What this task involves: The entries below need to be written out exactly, with no pictures included.

↓↓↓

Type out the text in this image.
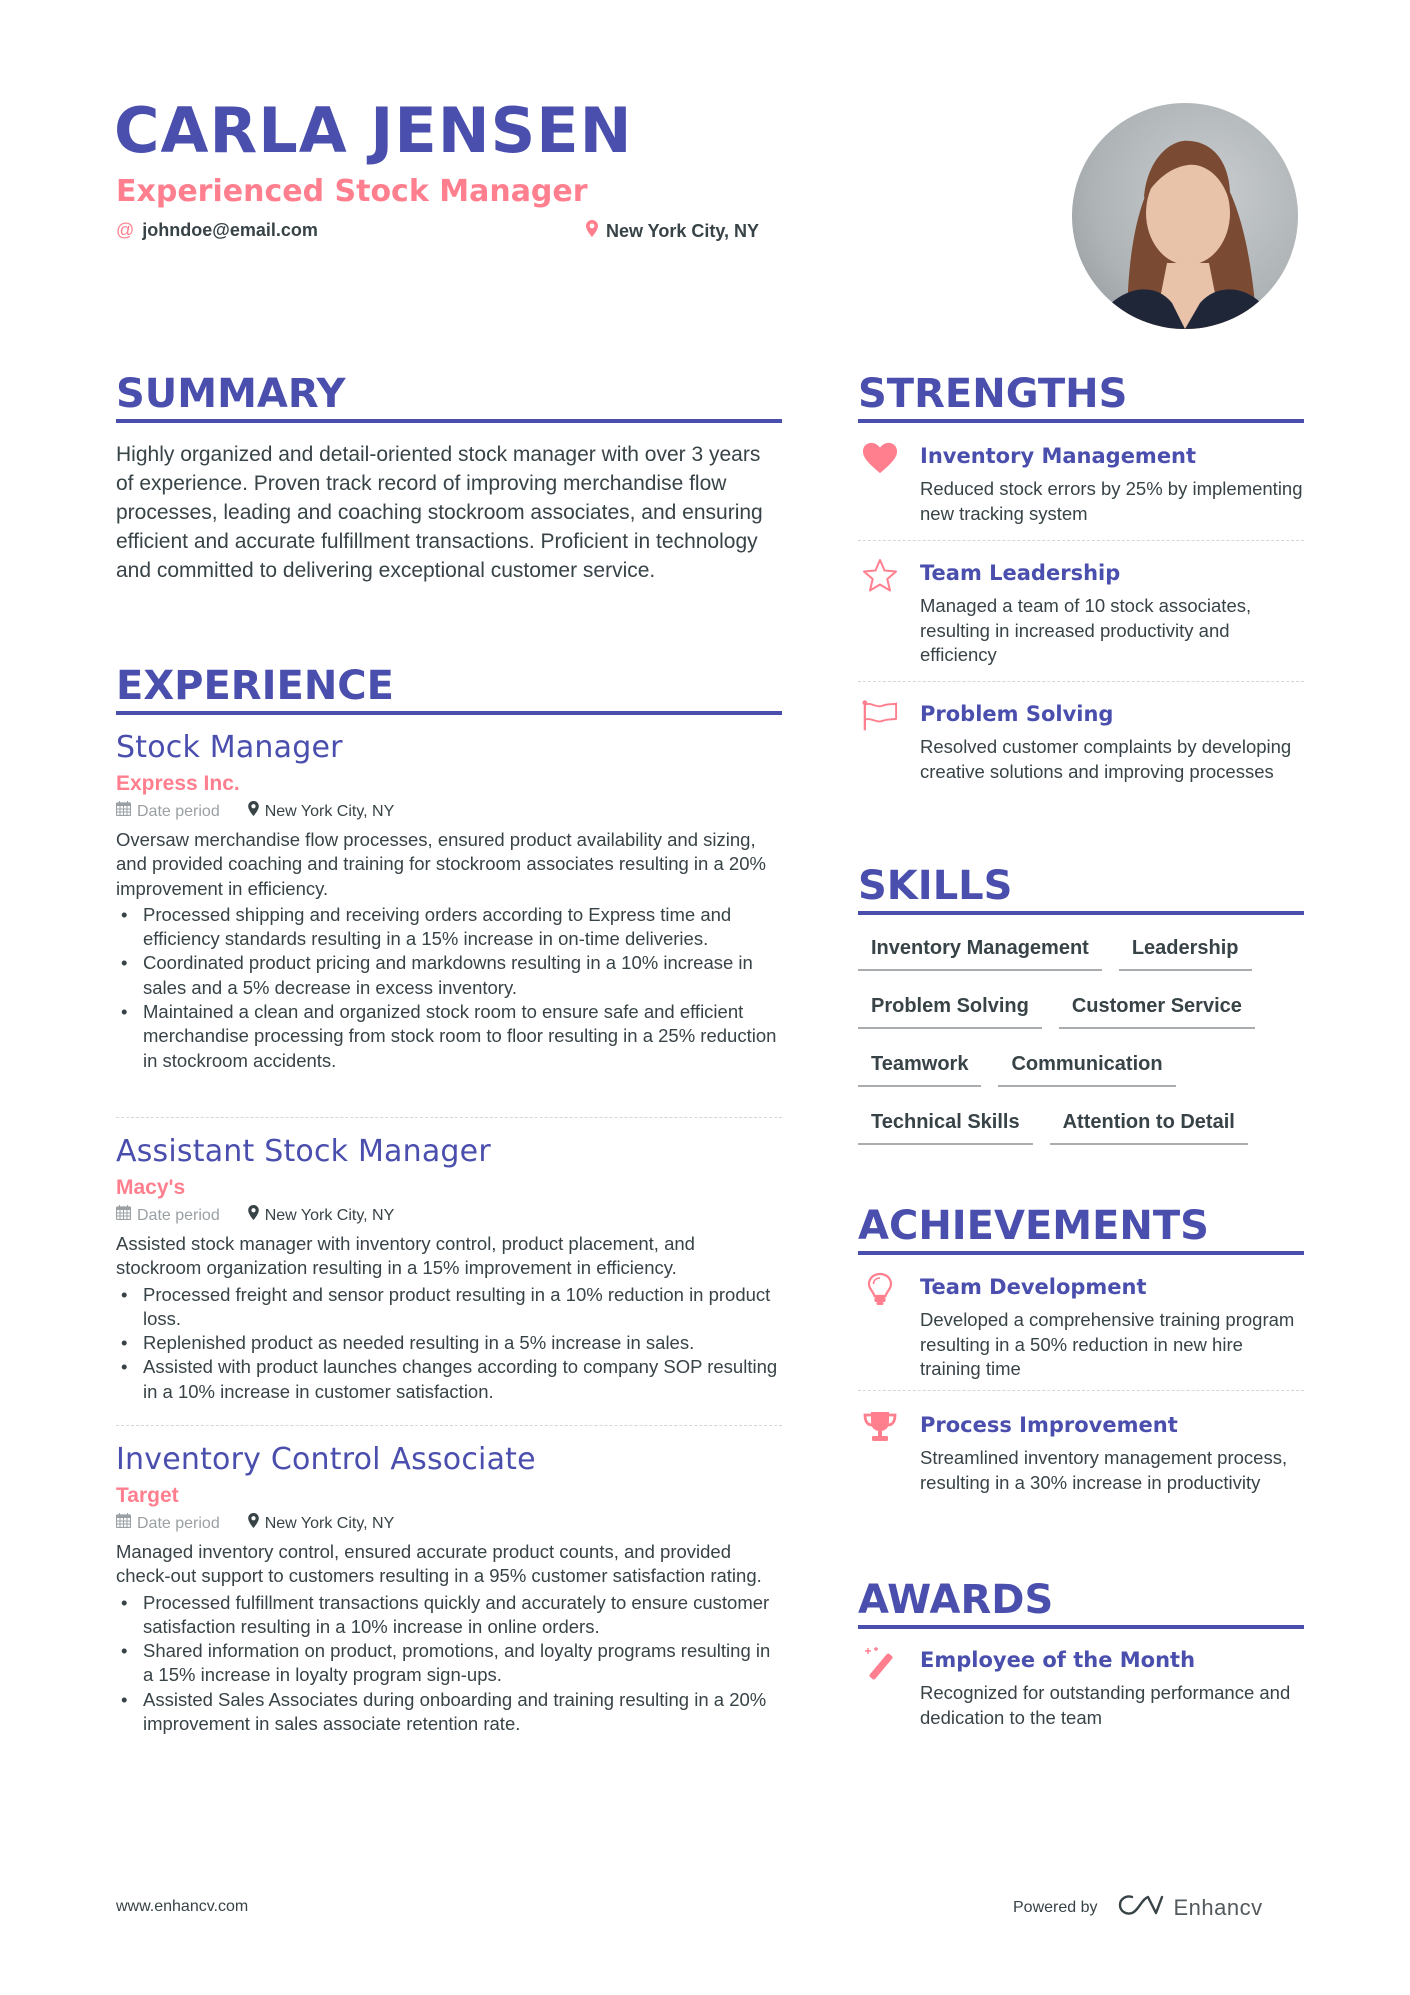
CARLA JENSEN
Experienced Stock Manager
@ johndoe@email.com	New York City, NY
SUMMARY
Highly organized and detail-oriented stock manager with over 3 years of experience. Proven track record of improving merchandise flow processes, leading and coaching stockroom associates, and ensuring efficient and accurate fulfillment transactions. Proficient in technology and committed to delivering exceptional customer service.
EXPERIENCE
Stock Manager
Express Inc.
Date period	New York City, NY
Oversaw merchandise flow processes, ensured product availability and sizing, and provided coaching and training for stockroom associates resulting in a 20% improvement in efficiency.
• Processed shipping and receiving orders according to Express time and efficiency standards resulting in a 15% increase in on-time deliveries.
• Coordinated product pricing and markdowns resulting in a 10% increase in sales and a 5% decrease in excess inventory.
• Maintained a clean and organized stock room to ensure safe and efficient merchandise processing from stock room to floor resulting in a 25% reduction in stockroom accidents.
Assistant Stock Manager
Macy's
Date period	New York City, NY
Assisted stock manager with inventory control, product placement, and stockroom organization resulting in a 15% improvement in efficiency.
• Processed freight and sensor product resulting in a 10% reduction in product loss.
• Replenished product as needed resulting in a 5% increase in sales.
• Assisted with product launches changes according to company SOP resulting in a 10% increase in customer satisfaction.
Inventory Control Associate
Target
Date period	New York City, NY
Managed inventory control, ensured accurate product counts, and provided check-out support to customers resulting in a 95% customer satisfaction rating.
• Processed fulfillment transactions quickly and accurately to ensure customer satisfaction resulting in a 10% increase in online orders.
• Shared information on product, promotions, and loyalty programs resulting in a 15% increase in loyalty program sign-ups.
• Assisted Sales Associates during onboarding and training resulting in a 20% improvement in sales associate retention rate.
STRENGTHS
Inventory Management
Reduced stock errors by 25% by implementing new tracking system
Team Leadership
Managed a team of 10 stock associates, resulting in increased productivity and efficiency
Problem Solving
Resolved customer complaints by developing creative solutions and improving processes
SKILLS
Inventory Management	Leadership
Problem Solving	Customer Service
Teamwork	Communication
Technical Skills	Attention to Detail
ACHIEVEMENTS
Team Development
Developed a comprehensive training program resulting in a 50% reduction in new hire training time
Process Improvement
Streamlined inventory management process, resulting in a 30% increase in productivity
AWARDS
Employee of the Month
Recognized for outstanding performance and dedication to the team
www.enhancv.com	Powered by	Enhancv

↑↑↑

Correct output:
Type out the text in this image.
CARLA JENSEN
Experienced Stock Manager
@ johndoe@email.com	New York City, NY
SUMMARY
Highly organized and detail-oriented stock manager with over 3 years of experience. Proven track record of improving merchandise flow processes, leading and coaching stockroom associates, and ensuring efficient and accurate fulfillment transactions. Proficient in technology and committed to delivering exceptional customer service.
EXPERIENCE
Stock Manager
Express Inc.
Date period	New York City, NY
Oversaw merchandise flow processes, ensured product availability and sizing, and provided coaching and training for stockroom associates resulting in a 20% improvement in efficiency.
• Processed shipping and receiving orders according to Express time and efficiency standards resulting in a 15% increase in on-time deliveries.
• Coordinated product pricing and markdowns resulting in a 10% increase in sales and a 5% decrease in excess inventory.
• Maintained a clean and organized stock room to ensure safe and efficient merchandise processing from stock room to floor resulting in a 25% reduction in stockroom accidents.
Assistant Stock Manager
Macy's
Date period	New York City, NY
Assisted stock manager with inventory control, product placement, and stockroom organization resulting in a 15% improvement in efficiency.
• Processed freight and sensor product resulting in a 10% reduction in product loss.
• Replenished product as needed resulting in a 5% increase in sales.
• Assisted with product launches changes according to company SOP resulting in a 10% increase in customer satisfaction.
Inventory Control Associate
Target
Date period	New York City, NY
Managed inventory control, ensured accurate product counts, and provided check-out support to customers resulting in a 95% customer satisfaction rating.
• Processed fulfillment transactions quickly and accurately to ensure customer satisfaction resulting in a 10% increase in online orders.
• Shared information on product, promotions, and loyalty programs resulting in a 15% increase in loyalty program sign-ups.
• Assisted Sales Associates during onboarding and training resulting in a 20% improvement in sales associate retention rate.
STRENGTHS
Inventory Management
Reduced stock errors by 25% by implementing new tracking system
Team Leadership
Managed a team of 10 stock associates, resulting in increased productivity and efficiency
Problem Solving
Resolved customer complaints by developing creative solutions and improving processes
SKILLS
Inventory Management	Leadership
Problem Solving	Customer Service
Teamwork	Communication
Technical Skills	Attention to Detail
ACHIEVEMENTS
Team Development
Developed a comprehensive training program resulting in a 50% reduction in new hire training time
Process Improvement
Streamlined inventory management process, resulting in a 30% increase in productivity
AWARDS
Employee of the Month
Recognized for outstanding performance and dedication to the team
www.enhancv.com	Powered by	Enhancv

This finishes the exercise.